WHAT YOU SHOULD DO:
Find the lines containing the word "xlabel" and copy every one of them.

INPUT:
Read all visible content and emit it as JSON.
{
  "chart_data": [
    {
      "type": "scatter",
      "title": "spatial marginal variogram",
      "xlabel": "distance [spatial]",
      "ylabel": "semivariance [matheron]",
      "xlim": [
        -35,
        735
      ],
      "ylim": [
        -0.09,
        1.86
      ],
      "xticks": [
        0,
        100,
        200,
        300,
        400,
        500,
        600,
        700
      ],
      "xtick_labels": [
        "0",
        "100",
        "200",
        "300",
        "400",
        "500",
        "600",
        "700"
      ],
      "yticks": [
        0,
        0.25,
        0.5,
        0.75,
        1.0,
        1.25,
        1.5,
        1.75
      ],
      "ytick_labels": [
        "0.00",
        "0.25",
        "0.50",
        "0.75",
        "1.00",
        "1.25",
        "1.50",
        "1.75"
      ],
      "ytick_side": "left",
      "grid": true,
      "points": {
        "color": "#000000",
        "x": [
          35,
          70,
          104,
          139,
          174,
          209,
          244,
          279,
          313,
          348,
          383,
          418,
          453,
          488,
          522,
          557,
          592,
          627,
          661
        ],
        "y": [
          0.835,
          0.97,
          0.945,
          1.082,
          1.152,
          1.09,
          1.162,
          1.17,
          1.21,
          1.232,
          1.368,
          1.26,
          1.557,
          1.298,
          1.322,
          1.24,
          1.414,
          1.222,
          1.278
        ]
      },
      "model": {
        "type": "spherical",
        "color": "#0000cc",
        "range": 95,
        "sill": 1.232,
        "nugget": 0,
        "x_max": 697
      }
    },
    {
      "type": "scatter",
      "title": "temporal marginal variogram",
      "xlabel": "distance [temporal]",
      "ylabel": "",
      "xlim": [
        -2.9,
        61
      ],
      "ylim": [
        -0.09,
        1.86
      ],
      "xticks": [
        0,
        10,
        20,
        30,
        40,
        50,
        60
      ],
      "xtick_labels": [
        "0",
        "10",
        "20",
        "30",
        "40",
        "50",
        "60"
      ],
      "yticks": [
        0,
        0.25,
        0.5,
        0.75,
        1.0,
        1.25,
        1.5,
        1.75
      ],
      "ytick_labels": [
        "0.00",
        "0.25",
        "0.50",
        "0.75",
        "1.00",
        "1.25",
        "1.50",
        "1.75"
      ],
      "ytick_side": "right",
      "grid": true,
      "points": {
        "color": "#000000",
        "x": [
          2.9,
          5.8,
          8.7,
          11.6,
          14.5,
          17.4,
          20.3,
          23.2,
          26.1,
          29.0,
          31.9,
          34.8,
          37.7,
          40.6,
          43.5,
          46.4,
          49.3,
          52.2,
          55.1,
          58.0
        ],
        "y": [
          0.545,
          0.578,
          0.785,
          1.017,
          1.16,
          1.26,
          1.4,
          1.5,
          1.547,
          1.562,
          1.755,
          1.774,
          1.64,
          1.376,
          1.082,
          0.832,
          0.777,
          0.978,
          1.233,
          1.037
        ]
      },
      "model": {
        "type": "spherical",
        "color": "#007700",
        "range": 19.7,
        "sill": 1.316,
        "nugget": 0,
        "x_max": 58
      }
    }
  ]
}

--

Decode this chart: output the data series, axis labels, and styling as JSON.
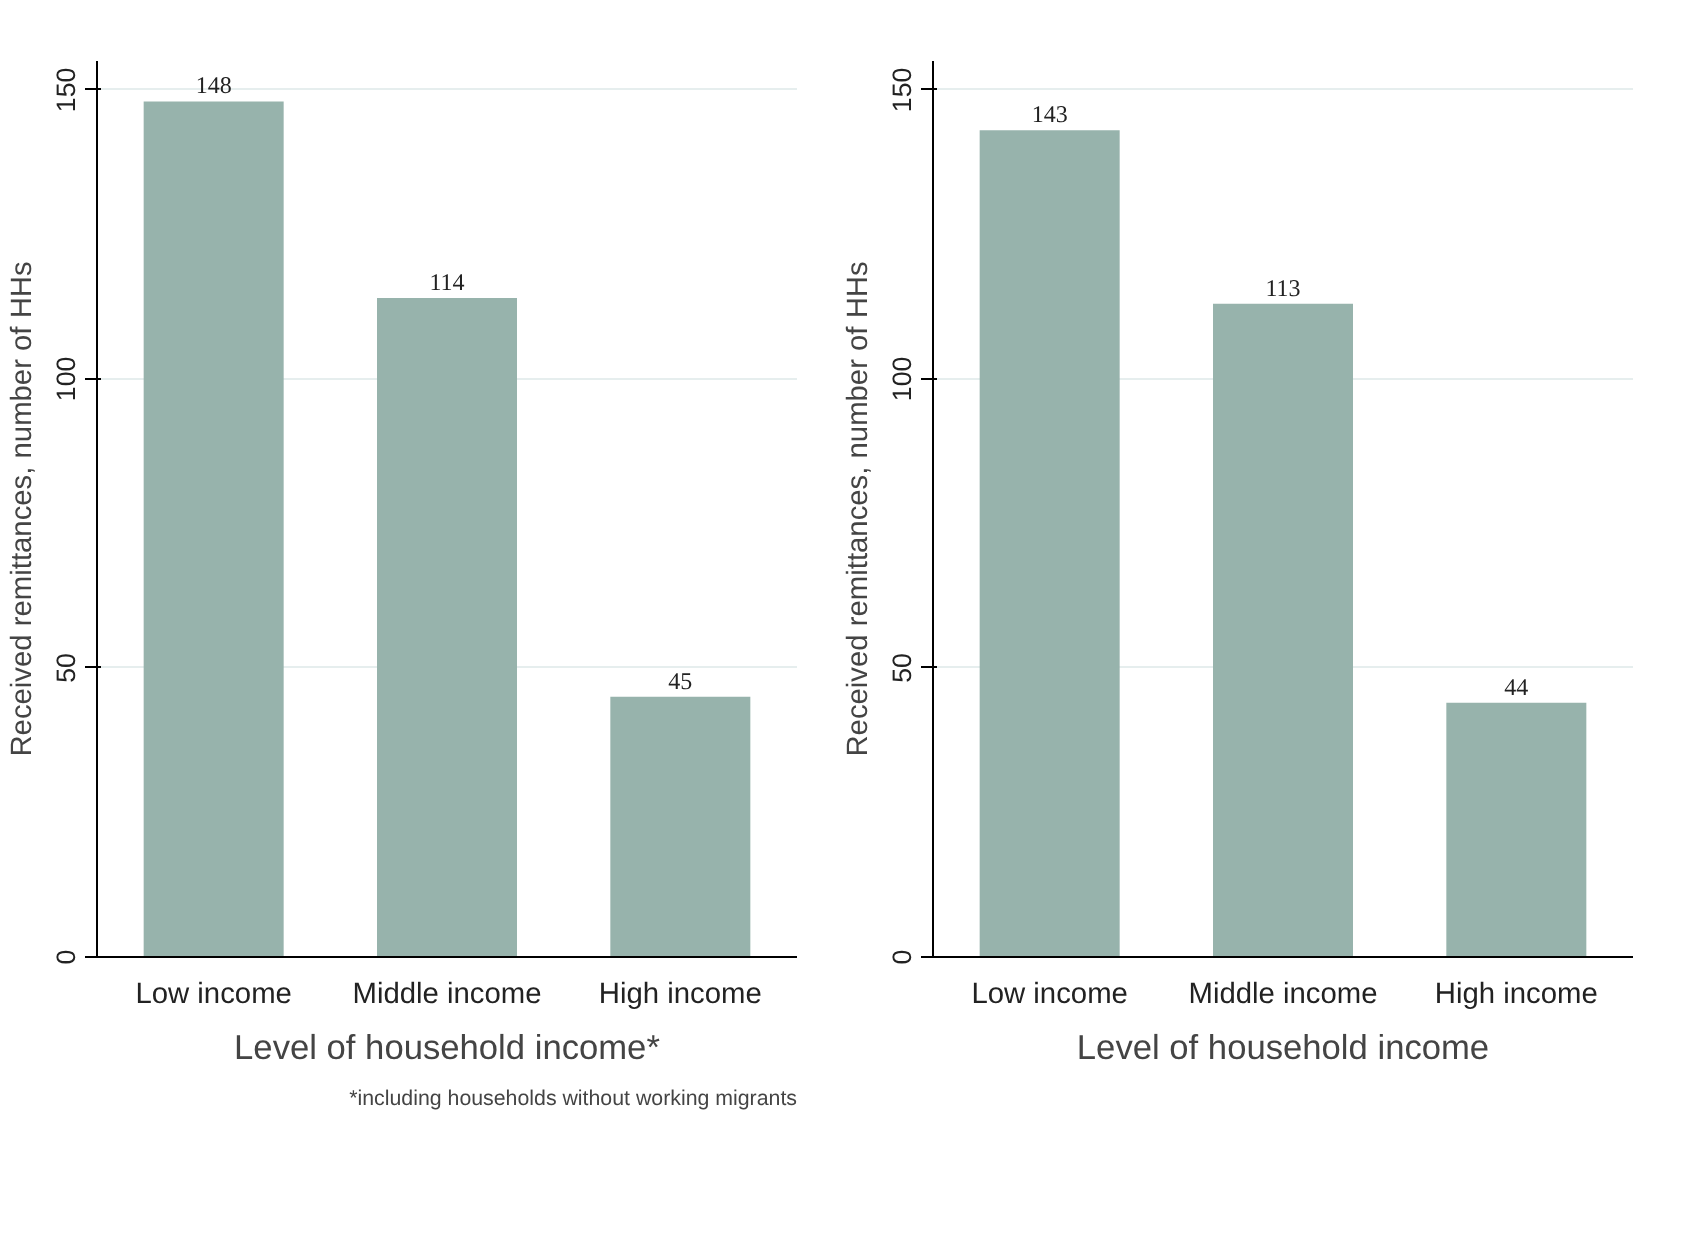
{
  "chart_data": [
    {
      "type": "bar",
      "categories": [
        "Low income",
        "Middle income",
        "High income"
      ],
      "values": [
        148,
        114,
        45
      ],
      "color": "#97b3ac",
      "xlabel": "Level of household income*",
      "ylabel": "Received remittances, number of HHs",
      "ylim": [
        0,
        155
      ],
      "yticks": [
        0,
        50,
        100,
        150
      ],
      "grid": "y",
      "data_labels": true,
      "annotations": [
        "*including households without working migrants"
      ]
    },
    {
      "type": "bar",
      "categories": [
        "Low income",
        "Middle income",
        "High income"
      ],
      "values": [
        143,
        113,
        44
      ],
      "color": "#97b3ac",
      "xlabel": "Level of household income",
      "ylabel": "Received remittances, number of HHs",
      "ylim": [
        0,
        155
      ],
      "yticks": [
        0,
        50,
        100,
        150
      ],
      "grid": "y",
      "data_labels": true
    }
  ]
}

EXERCISE ANSWER:
      "xlabel": "distance [spatial]",
      "xlabel": "distance [temporal]",
      "xlabel": "Level of household income*",
      "xlabel": "Level of household income",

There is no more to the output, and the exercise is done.